— What to work on —
Report each line of the data that has "this" somewhere in it.

— Supplied information —
- - -
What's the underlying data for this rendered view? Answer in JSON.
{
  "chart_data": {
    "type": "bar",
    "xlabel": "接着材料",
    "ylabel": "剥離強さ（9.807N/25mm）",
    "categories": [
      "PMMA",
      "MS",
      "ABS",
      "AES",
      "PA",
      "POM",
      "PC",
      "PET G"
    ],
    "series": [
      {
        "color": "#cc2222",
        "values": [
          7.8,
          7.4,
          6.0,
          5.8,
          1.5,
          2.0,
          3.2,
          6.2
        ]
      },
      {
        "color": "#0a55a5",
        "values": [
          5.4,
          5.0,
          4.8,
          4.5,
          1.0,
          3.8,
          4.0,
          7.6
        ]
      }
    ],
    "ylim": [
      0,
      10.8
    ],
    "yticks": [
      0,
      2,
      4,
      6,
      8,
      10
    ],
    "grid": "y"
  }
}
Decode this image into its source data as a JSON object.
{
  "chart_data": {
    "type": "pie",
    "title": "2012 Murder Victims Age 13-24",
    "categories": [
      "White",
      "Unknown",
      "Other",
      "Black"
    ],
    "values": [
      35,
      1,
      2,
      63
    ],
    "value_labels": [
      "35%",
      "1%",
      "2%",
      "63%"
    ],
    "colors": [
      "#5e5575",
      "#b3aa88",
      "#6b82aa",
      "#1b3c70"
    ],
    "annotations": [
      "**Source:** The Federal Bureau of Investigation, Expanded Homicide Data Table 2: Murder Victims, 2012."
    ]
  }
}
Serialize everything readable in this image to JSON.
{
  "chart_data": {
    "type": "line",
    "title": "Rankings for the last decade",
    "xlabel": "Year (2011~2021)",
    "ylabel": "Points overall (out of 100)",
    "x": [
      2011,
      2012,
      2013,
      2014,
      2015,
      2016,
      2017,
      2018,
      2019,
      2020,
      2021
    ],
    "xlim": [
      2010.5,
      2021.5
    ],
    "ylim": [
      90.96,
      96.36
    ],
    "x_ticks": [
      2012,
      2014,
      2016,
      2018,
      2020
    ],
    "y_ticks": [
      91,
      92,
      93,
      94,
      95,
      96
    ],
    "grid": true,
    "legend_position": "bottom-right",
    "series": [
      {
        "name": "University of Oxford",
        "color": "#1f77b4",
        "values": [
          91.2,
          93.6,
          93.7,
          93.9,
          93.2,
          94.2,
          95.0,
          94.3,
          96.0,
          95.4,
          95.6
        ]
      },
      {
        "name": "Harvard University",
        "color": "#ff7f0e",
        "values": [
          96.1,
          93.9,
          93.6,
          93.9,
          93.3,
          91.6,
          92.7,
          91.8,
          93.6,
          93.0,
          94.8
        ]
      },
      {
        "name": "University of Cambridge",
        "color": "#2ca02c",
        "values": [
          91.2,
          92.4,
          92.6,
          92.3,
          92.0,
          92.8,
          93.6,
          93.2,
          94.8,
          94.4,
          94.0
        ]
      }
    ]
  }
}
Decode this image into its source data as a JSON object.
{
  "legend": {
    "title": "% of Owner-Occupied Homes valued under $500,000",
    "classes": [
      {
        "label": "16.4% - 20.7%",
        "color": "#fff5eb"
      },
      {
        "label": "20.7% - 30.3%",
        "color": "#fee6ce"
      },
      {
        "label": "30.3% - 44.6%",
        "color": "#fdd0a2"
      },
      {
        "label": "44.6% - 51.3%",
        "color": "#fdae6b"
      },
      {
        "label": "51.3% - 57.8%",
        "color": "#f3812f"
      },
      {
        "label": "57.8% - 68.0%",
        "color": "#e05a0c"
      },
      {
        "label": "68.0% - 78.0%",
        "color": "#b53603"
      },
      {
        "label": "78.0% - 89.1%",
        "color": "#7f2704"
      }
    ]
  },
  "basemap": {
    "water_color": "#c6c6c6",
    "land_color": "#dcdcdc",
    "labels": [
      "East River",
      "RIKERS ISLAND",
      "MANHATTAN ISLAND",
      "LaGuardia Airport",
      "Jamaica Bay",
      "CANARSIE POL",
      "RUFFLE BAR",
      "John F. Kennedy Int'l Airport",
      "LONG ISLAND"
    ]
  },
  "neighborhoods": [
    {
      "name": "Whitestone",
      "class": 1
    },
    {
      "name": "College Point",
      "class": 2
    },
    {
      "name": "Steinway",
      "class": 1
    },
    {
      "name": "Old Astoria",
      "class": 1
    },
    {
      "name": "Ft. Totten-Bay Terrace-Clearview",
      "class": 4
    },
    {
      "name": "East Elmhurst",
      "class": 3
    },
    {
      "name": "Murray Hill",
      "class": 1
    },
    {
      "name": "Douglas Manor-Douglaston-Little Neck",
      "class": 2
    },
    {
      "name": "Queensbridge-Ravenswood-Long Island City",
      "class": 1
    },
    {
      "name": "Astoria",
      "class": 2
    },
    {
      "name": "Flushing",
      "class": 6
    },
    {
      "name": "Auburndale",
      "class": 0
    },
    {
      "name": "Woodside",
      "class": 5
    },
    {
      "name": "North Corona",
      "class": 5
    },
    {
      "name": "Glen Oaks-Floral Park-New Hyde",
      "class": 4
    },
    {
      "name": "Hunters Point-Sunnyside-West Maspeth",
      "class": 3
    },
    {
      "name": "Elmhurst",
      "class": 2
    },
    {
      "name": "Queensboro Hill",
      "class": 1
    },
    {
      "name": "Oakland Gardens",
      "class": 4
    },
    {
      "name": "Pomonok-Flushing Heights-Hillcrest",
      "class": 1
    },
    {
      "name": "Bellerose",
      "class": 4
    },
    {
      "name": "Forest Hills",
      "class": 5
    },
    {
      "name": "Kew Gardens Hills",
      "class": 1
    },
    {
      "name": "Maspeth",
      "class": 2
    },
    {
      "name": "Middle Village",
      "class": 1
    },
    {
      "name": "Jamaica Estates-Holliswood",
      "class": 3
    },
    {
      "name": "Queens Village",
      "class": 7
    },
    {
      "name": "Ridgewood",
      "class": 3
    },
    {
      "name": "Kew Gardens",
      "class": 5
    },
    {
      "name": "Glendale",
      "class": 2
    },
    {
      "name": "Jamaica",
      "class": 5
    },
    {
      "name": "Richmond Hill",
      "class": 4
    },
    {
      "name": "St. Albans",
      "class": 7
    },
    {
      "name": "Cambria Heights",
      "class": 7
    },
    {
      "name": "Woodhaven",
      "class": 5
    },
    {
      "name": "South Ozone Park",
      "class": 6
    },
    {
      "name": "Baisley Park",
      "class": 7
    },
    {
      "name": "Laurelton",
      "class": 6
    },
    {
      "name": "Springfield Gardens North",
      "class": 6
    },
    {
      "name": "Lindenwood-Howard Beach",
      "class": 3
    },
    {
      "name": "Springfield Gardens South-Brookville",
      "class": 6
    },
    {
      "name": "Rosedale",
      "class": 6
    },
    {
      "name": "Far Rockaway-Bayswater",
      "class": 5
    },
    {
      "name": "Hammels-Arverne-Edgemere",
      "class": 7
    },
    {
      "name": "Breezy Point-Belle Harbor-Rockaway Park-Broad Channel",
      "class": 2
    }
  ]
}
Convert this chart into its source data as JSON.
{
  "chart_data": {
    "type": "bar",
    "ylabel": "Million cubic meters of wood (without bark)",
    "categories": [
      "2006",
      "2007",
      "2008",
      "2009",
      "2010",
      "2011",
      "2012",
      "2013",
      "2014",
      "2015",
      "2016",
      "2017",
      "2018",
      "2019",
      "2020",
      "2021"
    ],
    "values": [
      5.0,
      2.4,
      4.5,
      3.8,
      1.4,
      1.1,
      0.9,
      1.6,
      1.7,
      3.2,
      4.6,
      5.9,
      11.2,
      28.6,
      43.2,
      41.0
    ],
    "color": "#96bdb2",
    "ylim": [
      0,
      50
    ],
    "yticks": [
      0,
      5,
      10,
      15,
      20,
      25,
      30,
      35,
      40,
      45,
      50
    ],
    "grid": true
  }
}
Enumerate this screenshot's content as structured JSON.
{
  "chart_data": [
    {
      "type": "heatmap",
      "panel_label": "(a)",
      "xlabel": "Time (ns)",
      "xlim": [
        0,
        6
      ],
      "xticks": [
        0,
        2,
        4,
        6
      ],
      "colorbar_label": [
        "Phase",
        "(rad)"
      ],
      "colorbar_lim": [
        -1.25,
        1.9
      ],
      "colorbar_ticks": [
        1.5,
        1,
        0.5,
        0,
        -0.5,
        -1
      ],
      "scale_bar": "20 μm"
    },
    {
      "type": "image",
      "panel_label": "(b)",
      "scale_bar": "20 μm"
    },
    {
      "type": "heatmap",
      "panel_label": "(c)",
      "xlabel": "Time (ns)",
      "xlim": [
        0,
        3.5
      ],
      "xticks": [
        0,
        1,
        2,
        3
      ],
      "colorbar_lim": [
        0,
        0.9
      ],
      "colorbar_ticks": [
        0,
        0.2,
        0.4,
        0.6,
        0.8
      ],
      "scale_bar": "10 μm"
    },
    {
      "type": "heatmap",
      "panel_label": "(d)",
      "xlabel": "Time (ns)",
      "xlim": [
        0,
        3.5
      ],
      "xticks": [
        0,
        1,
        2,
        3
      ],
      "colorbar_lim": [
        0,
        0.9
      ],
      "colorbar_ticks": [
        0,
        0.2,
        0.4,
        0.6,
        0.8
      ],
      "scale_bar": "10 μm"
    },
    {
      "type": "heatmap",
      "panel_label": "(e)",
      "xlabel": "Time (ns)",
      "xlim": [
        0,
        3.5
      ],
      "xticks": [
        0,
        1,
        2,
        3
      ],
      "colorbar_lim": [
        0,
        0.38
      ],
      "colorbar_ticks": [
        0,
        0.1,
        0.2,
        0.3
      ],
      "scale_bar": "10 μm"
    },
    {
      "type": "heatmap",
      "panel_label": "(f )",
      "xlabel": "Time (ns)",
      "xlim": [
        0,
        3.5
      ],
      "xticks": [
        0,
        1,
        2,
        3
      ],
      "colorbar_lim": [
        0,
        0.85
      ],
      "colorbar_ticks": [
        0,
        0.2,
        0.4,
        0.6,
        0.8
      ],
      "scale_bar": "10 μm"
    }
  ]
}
- - -
— Written solution —
What's the underlying data for this rendered view? Answer in JSON.
Decode this image into its source data as a JSON object.
Serialize everything readable in this image to JSON.
Decode this image into its source data as a JSON object.
Convert this chart into its source data as JSON.
Enumerate this screenshot's content as structured JSON.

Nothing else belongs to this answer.